» **PROBLEM TO WORK ON**: Without the pictures, output the records below word for word.

» **Dataset entries**:
------------------------------------

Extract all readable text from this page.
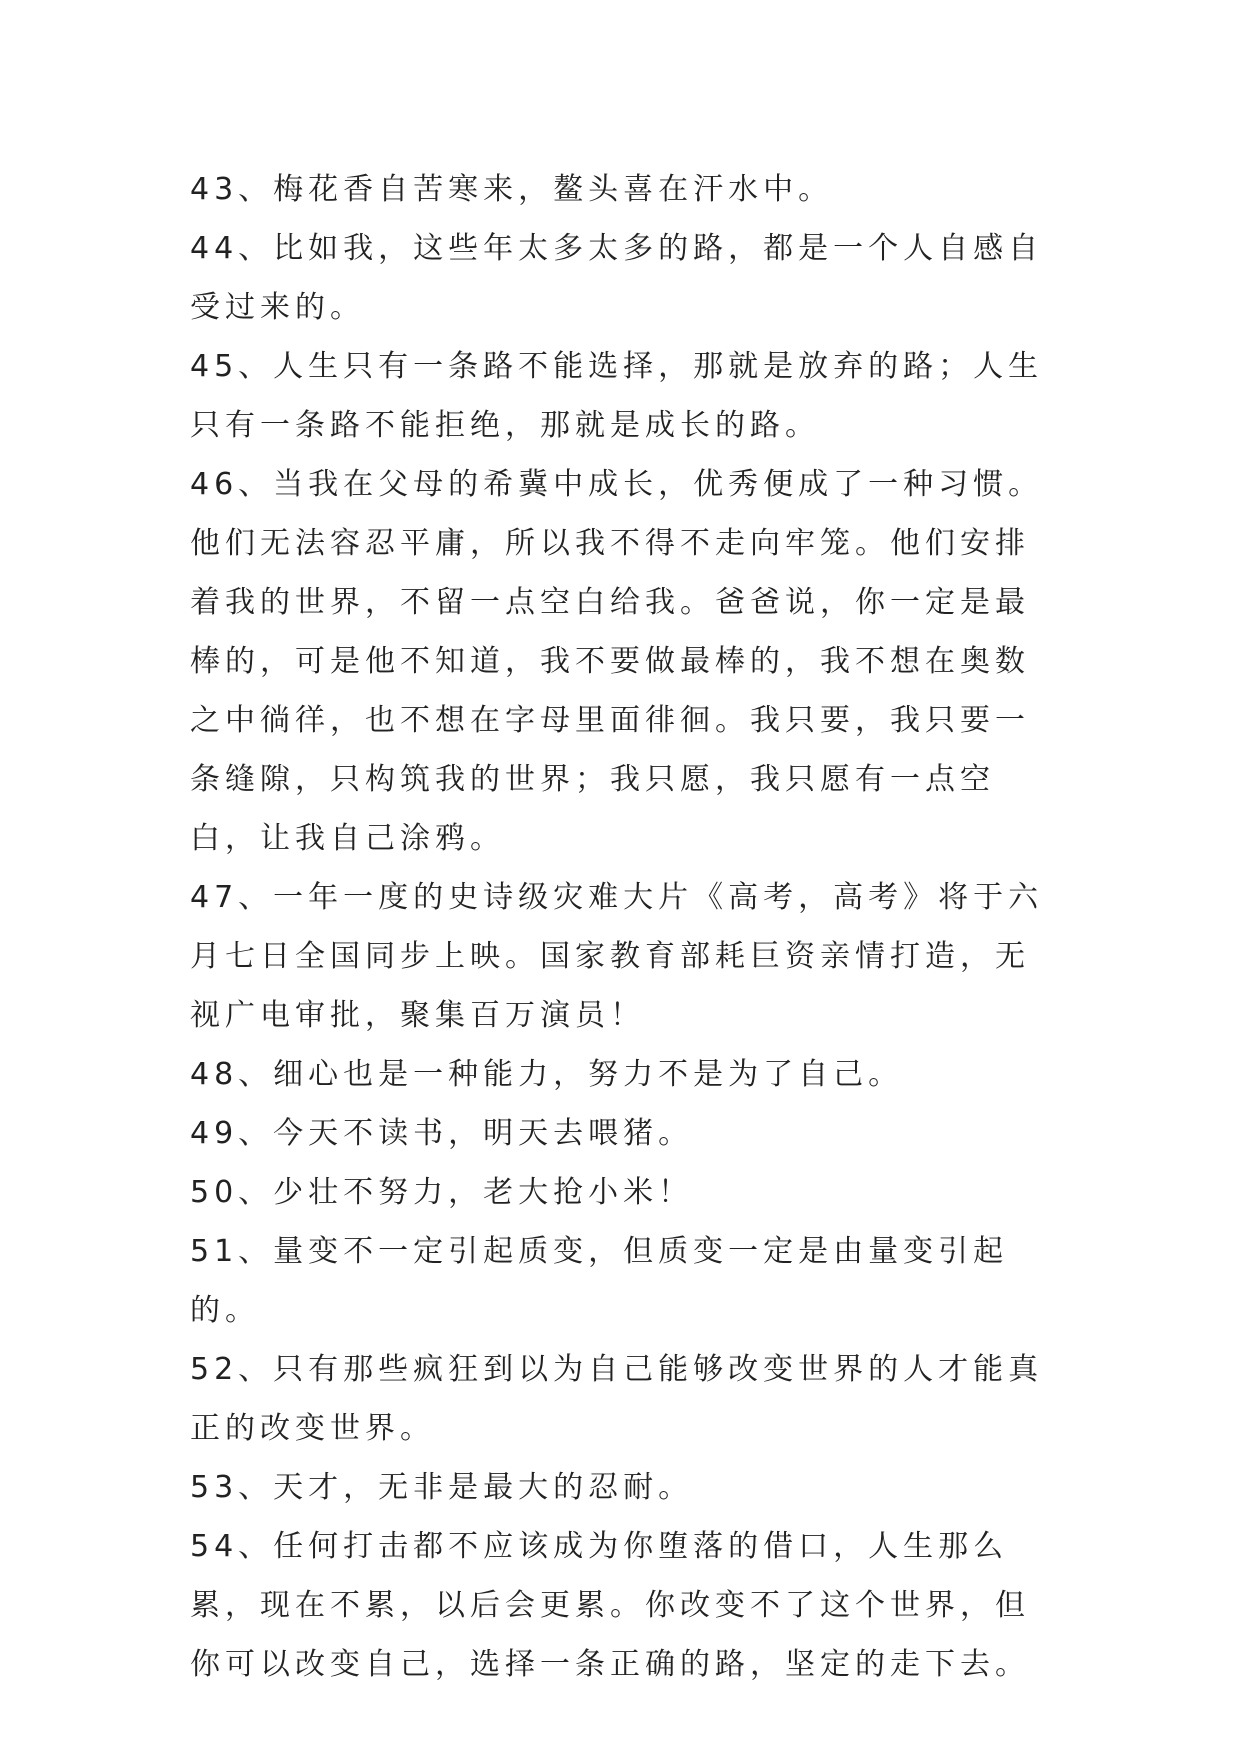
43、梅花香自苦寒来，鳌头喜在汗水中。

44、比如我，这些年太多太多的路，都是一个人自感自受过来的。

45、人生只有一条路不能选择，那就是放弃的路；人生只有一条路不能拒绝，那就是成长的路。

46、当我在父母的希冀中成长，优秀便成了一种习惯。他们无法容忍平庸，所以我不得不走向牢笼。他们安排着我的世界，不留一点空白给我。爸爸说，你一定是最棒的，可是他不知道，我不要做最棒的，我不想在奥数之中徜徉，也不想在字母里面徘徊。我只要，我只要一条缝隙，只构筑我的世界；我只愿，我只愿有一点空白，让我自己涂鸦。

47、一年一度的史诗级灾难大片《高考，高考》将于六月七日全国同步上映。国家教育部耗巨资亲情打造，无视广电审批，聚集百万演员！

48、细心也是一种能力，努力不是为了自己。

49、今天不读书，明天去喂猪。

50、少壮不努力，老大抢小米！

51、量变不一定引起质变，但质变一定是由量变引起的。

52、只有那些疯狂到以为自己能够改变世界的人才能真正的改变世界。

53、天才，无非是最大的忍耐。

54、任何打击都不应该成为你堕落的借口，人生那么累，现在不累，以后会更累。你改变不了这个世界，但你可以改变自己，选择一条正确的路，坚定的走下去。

------------------------------------

» **WRITTEN RESPONSE**:
Extract all readable text from this page.
43、梅花香自苦寒来，鳌头喜在汗水中。

44、比如我，这些年太多太多的路，都是一个人自感自受过来的。

45、人生只有一条路不能选择，那就是放弃的路；人生只有一条路不能拒绝，那就是成长的路。

46、当我在父母的希冀中成长，优秀便成了一种习惯。他们无法容忍平庸，所以我不得不走向牢笼。他们安排着我的世界，不留一点空白给我。爸爸说，你一定是最棒的，可是他不知道，我不要做最棒的，我不想在奥数之中徜徉，也不想在字母里面徘徊。我只要，我只要一条缝隙，只构筑我的世界；我只愿，我只愿有一点空白，让我自己涂鸦。

47、一年一度的史诗级灾难大片《高考，高考》将于六月七日全国同步上映。国家教育部耗巨资亲情打造，无视广电审批，聚集百万演员！

48、细心也是一种能力，努力不是为了自己。

49、今天不读书，明天去喂猪。

50、少壮不努力，老大抢小米！

51、量变不一定引起质变，但质变一定是由量变引起的。

52、只有那些疯狂到以为自己能够改变世界的人才能真正的改变世界。

53、天才，无非是最大的忍耐。

54、任何打击都不应该成为你堕落的借口，人生那么累，现在不累，以后会更累。你改变不了这个世界，但你可以改变自己，选择一条正确的路，坚定的走下去。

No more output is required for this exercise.